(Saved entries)
= = =
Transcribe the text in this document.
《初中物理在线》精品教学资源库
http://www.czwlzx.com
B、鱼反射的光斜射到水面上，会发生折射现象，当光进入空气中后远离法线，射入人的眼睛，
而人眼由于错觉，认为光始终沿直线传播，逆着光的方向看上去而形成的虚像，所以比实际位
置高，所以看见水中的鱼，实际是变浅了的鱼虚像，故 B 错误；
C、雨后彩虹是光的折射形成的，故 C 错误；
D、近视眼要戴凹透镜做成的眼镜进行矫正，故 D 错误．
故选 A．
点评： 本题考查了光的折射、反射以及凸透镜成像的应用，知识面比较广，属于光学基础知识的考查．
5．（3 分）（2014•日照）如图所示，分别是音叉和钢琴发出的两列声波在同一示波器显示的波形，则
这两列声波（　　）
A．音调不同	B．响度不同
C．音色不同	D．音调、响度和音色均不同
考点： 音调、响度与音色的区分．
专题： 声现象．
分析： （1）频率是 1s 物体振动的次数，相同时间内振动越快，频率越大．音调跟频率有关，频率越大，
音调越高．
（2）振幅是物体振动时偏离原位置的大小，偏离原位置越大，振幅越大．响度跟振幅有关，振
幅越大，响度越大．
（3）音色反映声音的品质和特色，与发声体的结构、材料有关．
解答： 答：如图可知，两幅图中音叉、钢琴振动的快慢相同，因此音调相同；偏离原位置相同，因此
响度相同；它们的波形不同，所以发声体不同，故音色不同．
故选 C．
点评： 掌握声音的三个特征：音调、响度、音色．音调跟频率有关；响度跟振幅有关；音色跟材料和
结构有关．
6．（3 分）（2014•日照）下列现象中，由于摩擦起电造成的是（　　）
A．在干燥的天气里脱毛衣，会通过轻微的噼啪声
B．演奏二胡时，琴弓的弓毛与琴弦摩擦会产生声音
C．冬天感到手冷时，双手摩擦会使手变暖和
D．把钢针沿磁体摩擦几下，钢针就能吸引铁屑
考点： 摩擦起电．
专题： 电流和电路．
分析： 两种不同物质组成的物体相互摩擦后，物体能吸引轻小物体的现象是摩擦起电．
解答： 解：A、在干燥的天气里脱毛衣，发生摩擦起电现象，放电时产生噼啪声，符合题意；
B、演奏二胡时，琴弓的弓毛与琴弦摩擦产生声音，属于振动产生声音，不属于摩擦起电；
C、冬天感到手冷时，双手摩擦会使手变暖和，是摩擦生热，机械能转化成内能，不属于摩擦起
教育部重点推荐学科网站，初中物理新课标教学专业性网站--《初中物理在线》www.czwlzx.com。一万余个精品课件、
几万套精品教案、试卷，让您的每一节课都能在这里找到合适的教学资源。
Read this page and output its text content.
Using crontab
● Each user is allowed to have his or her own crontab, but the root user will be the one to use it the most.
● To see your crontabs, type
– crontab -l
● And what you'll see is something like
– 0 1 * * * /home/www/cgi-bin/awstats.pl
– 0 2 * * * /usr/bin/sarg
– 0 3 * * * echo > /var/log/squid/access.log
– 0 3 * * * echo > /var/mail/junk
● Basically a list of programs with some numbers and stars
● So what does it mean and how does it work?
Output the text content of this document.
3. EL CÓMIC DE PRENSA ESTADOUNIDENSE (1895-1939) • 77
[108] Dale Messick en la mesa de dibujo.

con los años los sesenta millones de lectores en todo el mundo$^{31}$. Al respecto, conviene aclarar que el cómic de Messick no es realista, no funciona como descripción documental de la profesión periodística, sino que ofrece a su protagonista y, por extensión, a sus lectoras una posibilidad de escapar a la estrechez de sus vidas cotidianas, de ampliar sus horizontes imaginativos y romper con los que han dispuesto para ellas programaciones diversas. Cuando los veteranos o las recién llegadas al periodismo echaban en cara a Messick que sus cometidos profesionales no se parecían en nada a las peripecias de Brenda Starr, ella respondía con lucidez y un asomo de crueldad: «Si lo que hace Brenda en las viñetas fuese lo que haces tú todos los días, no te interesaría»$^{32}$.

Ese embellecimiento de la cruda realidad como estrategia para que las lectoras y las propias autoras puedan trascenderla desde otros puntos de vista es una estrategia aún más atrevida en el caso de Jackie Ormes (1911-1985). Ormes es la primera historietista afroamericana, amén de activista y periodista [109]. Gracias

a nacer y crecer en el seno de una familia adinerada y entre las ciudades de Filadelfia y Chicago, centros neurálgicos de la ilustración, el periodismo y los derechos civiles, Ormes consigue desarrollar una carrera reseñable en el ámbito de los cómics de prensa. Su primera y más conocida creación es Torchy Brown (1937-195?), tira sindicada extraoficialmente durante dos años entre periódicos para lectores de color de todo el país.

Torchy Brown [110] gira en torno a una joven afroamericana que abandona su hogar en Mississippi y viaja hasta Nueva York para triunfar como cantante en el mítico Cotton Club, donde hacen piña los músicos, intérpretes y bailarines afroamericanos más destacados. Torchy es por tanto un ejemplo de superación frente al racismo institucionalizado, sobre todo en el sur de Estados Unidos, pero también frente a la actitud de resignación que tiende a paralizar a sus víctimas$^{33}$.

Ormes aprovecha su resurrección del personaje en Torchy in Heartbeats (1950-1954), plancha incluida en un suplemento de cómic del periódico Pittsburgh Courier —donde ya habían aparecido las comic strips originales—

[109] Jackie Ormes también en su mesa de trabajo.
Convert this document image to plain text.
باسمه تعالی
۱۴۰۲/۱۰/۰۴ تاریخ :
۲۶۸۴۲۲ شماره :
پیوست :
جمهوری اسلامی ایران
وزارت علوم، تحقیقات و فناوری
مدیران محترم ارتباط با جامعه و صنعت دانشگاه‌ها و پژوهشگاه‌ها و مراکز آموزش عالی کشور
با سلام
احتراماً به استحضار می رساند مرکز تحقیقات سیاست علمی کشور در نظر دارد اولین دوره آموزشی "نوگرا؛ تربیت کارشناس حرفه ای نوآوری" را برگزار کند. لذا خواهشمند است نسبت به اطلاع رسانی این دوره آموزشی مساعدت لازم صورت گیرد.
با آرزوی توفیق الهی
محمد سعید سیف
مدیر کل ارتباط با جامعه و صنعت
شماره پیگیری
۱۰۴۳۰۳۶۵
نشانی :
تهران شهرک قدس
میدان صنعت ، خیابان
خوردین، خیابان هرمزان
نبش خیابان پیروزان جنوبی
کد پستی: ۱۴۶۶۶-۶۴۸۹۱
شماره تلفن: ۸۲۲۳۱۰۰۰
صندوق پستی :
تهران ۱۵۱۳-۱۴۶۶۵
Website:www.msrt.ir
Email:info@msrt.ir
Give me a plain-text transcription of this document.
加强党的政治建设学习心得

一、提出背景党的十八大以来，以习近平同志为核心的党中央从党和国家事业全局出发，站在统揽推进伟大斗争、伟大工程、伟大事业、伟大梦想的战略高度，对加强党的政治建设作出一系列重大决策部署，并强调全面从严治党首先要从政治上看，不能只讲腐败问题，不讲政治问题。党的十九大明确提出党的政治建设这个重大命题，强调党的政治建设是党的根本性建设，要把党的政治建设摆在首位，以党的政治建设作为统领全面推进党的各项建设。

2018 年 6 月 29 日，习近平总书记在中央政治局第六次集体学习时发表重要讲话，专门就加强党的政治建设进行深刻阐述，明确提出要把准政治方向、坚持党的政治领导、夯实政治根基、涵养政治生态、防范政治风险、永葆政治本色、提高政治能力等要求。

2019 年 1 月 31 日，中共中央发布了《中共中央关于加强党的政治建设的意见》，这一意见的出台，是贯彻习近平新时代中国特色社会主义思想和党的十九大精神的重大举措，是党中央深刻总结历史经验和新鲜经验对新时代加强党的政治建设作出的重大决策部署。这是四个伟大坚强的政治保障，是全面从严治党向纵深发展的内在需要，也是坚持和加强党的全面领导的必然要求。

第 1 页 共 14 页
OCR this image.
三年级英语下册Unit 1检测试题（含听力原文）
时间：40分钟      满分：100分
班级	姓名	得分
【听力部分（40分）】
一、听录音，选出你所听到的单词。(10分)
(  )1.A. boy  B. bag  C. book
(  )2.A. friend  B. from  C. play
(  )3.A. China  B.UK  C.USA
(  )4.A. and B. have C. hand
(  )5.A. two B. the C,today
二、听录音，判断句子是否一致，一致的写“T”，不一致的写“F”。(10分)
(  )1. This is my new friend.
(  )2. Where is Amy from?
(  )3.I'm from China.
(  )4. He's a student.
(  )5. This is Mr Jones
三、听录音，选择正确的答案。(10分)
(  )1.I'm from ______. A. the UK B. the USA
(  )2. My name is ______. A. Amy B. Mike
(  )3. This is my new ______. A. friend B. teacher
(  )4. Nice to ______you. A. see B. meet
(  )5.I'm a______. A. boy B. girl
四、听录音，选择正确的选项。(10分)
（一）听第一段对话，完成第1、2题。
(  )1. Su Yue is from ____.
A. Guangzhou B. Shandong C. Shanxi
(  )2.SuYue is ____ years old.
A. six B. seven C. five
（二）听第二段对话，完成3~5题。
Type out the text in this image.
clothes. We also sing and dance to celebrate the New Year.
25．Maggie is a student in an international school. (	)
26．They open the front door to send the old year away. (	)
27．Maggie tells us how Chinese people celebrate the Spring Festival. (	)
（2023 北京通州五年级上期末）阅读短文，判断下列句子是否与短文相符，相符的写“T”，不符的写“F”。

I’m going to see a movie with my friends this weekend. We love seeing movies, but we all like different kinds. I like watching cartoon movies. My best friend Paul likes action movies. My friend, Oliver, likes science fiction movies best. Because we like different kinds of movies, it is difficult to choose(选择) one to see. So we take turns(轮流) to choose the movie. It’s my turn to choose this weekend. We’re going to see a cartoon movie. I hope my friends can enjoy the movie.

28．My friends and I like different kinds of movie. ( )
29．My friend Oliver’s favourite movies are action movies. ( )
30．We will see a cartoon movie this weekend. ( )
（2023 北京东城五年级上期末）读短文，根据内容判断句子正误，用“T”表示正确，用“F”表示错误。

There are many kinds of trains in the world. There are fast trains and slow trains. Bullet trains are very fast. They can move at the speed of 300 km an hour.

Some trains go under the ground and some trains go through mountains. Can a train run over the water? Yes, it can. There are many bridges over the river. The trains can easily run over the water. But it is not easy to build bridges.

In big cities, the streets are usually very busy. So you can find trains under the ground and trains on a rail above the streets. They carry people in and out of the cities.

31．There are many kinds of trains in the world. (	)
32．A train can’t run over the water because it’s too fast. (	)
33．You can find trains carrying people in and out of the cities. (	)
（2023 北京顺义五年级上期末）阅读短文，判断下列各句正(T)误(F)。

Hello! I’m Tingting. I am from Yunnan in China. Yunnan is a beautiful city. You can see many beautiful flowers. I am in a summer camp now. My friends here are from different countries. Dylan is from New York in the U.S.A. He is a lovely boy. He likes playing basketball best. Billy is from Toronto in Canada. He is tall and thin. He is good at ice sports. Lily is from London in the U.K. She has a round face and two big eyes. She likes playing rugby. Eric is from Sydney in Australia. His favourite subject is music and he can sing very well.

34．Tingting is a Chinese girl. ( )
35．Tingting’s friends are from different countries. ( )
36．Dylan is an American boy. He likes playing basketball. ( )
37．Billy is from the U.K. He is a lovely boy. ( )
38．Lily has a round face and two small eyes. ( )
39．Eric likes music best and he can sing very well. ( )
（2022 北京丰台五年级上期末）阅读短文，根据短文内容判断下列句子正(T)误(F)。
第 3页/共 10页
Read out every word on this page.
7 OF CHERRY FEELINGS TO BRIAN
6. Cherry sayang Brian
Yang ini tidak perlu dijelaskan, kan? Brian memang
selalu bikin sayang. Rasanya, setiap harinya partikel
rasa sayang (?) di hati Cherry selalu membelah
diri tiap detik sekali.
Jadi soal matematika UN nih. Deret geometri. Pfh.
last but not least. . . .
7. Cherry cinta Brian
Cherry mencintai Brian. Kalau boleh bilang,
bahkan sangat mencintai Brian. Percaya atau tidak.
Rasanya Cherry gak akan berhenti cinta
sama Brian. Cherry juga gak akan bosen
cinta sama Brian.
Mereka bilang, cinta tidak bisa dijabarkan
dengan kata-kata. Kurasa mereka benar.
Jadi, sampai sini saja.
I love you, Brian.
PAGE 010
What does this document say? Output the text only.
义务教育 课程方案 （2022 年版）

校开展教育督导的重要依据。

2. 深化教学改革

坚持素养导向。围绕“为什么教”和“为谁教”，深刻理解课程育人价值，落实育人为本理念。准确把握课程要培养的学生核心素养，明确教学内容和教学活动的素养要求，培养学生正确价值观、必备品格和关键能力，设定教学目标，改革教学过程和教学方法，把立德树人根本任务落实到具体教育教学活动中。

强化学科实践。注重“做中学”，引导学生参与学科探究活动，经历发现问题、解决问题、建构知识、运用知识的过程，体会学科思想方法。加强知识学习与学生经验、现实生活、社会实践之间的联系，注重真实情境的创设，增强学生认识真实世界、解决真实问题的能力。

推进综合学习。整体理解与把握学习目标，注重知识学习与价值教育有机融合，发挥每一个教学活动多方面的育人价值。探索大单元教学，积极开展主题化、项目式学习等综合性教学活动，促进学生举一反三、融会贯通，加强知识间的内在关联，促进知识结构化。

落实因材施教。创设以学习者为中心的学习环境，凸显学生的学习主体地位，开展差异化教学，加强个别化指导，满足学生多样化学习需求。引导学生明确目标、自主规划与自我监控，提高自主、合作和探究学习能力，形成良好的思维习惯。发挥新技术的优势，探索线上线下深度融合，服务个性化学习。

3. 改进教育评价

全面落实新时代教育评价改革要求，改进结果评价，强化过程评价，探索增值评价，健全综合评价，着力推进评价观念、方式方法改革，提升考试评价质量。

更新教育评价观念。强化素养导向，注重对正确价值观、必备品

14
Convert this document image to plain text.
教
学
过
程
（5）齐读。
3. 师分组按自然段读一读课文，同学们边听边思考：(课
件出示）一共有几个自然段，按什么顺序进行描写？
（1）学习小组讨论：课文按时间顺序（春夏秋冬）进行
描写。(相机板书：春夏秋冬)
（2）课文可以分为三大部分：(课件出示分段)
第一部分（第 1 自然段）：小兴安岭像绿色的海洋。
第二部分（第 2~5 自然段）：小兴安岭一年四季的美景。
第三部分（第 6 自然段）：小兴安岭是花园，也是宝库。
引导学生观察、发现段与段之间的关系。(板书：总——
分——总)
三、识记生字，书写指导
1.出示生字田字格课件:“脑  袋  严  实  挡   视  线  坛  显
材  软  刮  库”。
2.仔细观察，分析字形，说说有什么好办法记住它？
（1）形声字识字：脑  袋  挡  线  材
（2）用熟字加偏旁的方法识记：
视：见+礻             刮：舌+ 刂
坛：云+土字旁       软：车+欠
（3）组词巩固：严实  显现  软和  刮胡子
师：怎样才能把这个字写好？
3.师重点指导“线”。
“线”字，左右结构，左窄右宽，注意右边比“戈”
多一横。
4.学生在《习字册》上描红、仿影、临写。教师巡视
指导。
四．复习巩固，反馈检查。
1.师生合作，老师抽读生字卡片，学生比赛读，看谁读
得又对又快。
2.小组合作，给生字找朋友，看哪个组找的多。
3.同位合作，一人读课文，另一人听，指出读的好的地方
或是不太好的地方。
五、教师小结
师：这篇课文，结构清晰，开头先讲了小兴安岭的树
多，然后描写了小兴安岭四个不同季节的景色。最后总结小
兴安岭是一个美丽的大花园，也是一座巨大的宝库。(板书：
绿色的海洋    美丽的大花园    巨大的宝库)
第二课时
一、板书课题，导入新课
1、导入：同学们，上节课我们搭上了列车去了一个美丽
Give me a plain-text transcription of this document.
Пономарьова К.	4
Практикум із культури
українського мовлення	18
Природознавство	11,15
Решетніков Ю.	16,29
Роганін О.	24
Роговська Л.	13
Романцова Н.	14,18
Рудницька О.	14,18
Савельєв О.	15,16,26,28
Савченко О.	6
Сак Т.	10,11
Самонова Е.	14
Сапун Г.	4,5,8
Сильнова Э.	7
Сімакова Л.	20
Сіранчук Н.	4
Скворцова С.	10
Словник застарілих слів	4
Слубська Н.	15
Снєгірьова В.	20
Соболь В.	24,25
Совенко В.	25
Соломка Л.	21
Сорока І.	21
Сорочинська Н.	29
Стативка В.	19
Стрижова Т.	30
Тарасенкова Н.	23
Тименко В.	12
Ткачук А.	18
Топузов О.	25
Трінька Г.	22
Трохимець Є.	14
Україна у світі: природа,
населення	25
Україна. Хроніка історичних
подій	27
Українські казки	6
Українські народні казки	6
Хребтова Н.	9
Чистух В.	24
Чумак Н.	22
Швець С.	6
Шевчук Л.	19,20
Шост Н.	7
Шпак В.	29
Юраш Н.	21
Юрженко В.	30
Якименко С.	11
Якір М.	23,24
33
= = =
Each line in the listing above that contains "sayang" should be copied.

6. Cherry sayang Brian
selalu bikin sayang. Rasanya, setiap harinya partikel
rasa sayang (?) di hati Cherry selalu membelah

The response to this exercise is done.